Set exercise> Write every record out again exactly as given.

-------- Records provided

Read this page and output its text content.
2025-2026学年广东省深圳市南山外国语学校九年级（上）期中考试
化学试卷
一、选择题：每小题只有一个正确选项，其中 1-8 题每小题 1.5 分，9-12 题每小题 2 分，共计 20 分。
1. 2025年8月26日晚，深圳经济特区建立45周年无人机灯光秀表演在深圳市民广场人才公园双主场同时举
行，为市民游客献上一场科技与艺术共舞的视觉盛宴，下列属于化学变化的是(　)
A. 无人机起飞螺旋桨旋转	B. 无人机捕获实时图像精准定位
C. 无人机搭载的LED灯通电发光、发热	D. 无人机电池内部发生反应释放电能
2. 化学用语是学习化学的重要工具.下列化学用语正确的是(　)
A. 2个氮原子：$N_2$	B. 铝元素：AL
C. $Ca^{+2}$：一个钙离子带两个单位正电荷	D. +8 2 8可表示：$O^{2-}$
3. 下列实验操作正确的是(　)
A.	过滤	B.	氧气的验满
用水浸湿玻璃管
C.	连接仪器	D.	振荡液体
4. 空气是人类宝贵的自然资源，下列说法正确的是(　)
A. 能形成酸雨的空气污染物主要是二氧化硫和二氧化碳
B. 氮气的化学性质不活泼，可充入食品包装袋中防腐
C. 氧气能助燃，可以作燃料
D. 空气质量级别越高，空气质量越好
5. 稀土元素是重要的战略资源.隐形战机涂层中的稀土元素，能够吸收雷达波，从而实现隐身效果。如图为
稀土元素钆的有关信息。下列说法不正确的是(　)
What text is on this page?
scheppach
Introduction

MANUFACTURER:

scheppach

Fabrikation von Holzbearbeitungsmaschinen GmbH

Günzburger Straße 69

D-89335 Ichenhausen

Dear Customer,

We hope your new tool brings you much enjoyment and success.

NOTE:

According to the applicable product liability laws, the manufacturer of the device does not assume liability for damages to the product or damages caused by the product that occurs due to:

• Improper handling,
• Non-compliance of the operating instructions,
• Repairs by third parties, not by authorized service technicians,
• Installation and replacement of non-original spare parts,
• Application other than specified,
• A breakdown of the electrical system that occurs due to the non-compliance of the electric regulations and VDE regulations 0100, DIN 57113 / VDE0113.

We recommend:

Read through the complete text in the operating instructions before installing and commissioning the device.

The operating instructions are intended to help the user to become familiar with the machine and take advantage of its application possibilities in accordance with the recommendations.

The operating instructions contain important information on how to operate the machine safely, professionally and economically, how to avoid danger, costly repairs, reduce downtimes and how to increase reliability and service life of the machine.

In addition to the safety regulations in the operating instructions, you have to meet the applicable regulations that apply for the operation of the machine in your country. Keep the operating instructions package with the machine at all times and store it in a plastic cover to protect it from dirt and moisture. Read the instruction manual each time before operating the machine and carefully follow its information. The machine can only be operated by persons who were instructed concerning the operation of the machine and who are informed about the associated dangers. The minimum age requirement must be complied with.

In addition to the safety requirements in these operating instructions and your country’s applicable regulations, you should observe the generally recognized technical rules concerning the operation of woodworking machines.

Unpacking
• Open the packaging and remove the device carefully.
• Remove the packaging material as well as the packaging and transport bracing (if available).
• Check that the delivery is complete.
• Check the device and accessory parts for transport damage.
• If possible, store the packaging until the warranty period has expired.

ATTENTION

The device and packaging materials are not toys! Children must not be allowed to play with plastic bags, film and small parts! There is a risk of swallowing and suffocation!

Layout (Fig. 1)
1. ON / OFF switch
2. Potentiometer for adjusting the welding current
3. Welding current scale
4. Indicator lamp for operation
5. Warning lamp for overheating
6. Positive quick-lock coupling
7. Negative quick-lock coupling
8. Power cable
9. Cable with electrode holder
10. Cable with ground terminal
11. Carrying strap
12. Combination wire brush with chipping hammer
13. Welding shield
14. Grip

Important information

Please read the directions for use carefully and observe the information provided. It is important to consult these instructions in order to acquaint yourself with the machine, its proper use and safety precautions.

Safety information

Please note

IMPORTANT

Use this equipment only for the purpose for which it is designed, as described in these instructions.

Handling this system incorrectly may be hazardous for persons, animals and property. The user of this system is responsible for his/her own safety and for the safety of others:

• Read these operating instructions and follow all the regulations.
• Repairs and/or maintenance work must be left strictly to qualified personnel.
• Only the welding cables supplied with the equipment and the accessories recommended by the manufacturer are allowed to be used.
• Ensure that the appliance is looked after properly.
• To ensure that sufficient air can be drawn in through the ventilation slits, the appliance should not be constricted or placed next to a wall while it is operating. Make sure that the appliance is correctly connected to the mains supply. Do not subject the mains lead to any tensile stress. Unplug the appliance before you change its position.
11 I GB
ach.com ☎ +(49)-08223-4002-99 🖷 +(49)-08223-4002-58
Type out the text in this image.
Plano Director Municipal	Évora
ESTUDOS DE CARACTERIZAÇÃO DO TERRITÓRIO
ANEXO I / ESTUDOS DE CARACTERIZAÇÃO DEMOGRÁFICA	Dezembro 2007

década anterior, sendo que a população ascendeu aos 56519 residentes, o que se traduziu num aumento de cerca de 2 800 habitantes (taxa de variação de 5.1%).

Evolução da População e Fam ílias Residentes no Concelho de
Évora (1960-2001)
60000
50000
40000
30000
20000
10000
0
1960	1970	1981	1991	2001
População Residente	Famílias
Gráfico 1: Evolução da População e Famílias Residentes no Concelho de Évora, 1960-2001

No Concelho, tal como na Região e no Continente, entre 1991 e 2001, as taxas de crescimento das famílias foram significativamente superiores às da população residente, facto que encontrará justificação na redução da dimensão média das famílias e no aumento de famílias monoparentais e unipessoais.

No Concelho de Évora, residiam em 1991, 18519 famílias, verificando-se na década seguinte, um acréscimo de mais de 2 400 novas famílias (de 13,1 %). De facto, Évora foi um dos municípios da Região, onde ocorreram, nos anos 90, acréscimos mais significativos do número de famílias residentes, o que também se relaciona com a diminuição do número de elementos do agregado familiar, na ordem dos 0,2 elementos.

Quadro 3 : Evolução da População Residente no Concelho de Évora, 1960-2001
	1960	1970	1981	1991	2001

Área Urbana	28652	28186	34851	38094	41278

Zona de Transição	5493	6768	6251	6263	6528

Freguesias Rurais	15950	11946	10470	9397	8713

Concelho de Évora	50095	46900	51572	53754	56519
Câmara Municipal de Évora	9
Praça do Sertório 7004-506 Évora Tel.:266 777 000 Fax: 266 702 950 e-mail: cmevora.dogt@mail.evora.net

----------------

Exercise response>
Read this page and output its text content.
2025-2026学年广东省深圳市南山外国语学校九年级（上）期中考试
化学试卷
一、选择题：每小题只有一个正确选项，其中 1-8 题每小题 1.5 分，9-12 题每小题 2 分，共计 20 分。
1. 2025年8月26日晚，深圳经济特区建立45周年无人机灯光秀表演在深圳市民广场人才公园双主场同时举
行，为市民游客献上一场科技与艺术共舞的视觉盛宴，下列属于化学变化的是(　)
A. 无人机起飞螺旋桨旋转	B. 无人机捕获实时图像精准定位
C. 无人机搭载的LED灯通电发光、发热	D. 无人机电池内部发生反应释放电能
2. 化学用语是学习化学的重要工具.下列化学用语正确的是(　)
A. 2个氮原子：$N_2$	B. 铝元素：AL
C. $Ca^{+2}$：一个钙离子带两个单位正电荷	D. +8 2 8可表示：$O^{2-}$
3. 下列实验操作正确的是(　)
A.	过滤	B.	氧气的验满
用水浸湿玻璃管
C.	连接仪器	D.	振荡液体
4. 空气是人类宝贵的自然资源，下列说法正确的是(　)
A. 能形成酸雨的空气污染物主要是二氧化硫和二氧化碳
B. 氮气的化学性质不活泼，可充入食品包装袋中防腐
C. 氧气能助燃，可以作燃料
D. 空气质量级别越高，空气质量越好
5. 稀土元素是重要的战略资源.隐形战机涂层中的稀土元素，能够吸收雷达波，从而实现隐身效果。如图为
稀土元素钆的有关信息。下列说法不正确的是(　)
What text is on this page?
scheppach
Introduction

MANUFACTURER:

scheppach

Fabrikation von Holzbearbeitungsmaschinen GmbH

Günzburger Straße 69

D-89335 Ichenhausen

Dear Customer,

We hope your new tool brings you much enjoyment and success.

NOTE:

According to the applicable product liability laws, the manufacturer of the device does not assume liability for damages to the product or damages caused by the product that occurs due to:

• Improper handling,
• Non-compliance of the operating instructions,
• Repairs by third parties, not by authorized service technicians,
• Installation and replacement of non-original spare parts,
• Application other than specified,
• A breakdown of the electrical system that occurs due to the non-compliance of the electric regulations and VDE regulations 0100, DIN 57113 / VDE0113.

We recommend:

Read through the complete text in the operating instructions before installing and commissioning the device.

The operating instructions are intended to help the user to become familiar with the machine and take advantage of its application possibilities in accordance with the recommendations.

The operating instructions contain important information on how to operate the machine safely, professionally and economically, how to avoid danger, costly repairs, reduce downtimes and how to increase reliability and service life of the machine.

In addition to the safety regulations in the operating instructions, you have to meet the applicable regulations that apply for the operation of the machine in your country. Keep the operating instructions package with the machine at all times and store it in a plastic cover to protect it from dirt and moisture. Read the instruction manual each time before operating the machine and carefully follow its information. The machine can only be operated by persons who were instructed concerning the operation of the machine and who are informed about the associated dangers. The minimum age requirement must be complied with.

In addition to the safety requirements in these operating instructions and your country’s applicable regulations, you should observe the generally recognized technical rules concerning the operation of woodworking machines.

Unpacking
• Open the packaging and remove the device carefully.
• Remove the packaging material as well as the packaging and transport bracing (if available).
• Check that the delivery is complete.
• Check the device and accessory parts for transport damage.
• If possible, store the packaging until the warranty period has expired.

ATTENTION

The device and packaging materials are not toys! Children must not be allowed to play with plastic bags, film and small parts! There is a risk of swallowing and suffocation!

Layout (Fig. 1)
1. ON / OFF switch
2. Potentiometer for adjusting the welding current
3. Welding current scale
4. Indicator lamp for operation
5. Warning lamp for overheating
6. Positive quick-lock coupling
7. Negative quick-lock coupling
8. Power cable
9. Cable with electrode holder
10. Cable with ground terminal
11. Carrying strap
12. Combination wire brush with chipping hammer
13. Welding shield
14. Grip

Important information

Please read the directions for use carefully and observe the information provided. It is important to consult these instructions in order to acquaint yourself with the machine, its proper use and safety precautions.

Safety information

Please note

IMPORTANT

Use this equipment only for the purpose for which it is designed, as described in these instructions.

Handling this system incorrectly may be hazardous for persons, animals and property. The user of this system is responsible for his/her own safety and for the safety of others:

• Read these operating instructions and follow all the regulations.
• Repairs and/or maintenance work must be left strictly to qualified personnel.
• Only the welding cables supplied with the equipment and the accessories recommended by the manufacturer are allowed to be used.
• Ensure that the appliance is looked after properly.
• To ensure that sufficient air can be drawn in through the ventilation slits, the appliance should not be constricted or placed next to a wall while it is operating. Make sure that the appliance is correctly connected to the mains supply. Do not subject the mains lead to any tensile stress. Unplug the appliance before you change its position.
11 I GB
ach.com ☎ +(49)-08223-4002-99 🖷 +(49)-08223-4002-58
Type out the text in this image.
Plano Director Municipal	Évora
ESTUDOS DE CARACTERIZAÇÃO DO TERRITÓRIO
ANEXO I / ESTUDOS DE CARACTERIZAÇÃO DEMOGRÁFICA	Dezembro 2007

década anterior, sendo que a população ascendeu aos 56519 residentes, o que se traduziu num aumento de cerca de 2 800 habitantes (taxa de variação de 5.1%).

Evolução da População e Fam ílias Residentes no Concelho de
Évora (1960-2001)
60000
50000
40000
30000
20000
10000
0
1960	1970	1981	1991	2001
População Residente	Famílias
Gráfico 1: Evolução da População e Famílias Residentes no Concelho de Évora, 1960-2001

No Concelho, tal como na Região e no Continente, entre 1991 e 2001, as taxas de crescimento das famílias foram significativamente superiores às da população residente, facto que encontrará justificação na redução da dimensão média das famílias e no aumento de famílias monoparentais e unipessoais.

No Concelho de Évora, residiam em 1991, 18519 famílias, verificando-se na década seguinte, um acréscimo de mais de 2 400 novas famílias (de 13,1 %). De facto, Évora foi um dos municípios da Região, onde ocorreram, nos anos 90, acréscimos mais significativos do número de famílias residentes, o que também se relaciona com a diminuição do número de elementos do agregado familiar, na ordem dos 0,2 elementos.

Quadro 3 : Evolução da População Residente no Concelho de Évora, 1960-2001
	1960	1970	1981	1991	2001

Área Urbana	28652	28186	34851	38094	41278

Zona de Transição	5493	6768	6251	6263	6528

Freguesias Rurais	15950	11946	10470	9397	8713

Concelho de Évora	50095	46900	51572	53754	56519
Câmara Municipal de Évora	9
Praça do Sertório 7004-506 Évora Tel.:266 777 000 Fax: 266 702 950 e-mail: cmevora.dogt@mail.evora.net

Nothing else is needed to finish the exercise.